PROBLEM:
Write out the material exactly, leaving every picture behind.

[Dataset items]
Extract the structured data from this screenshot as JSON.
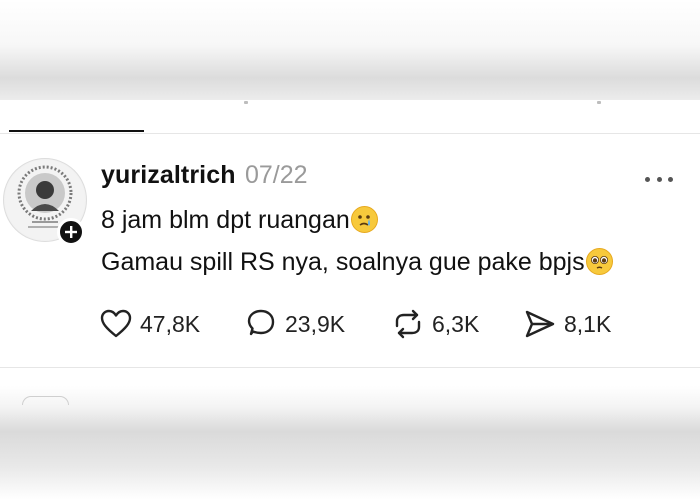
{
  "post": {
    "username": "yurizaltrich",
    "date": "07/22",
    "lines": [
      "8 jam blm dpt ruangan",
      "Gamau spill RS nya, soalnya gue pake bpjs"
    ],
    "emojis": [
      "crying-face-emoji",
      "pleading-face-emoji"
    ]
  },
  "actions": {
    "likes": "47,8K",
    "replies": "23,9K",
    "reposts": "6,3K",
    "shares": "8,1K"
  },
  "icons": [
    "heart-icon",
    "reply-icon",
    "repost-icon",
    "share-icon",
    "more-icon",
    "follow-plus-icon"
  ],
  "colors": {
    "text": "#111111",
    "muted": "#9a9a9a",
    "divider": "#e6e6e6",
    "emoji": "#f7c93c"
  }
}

RESPONSE TO THIS EXERCISE:
Extract the structured data from this screenshot as JSON.
{
  "post": {
    "username": "yurizaltrich",
    "date": "07/22",
    "lines": [
      "8 jam blm dpt ruangan",
      "Gamau spill RS nya, soalnya gue pake bpjs"
    ],
    "emojis": [
      "crying-face-emoji",
      "pleading-face-emoji"
    ]
  },
  "actions": {
    "likes": "47,8K",
    "replies": "23,9K",
    "reposts": "6,3K",
    "shares": "8,1K"
  },
  "icons": [
    "heart-icon",
    "reply-icon",
    "repost-icon",
    "share-icon",
    "more-icon",
    "follow-plus-icon"
  ],
  "colors": {
    "text": "#111111",
    "muted": "#9a9a9a",
    "divider": "#e6e6e6",
    "emoji": "#f7c93c"
  }
}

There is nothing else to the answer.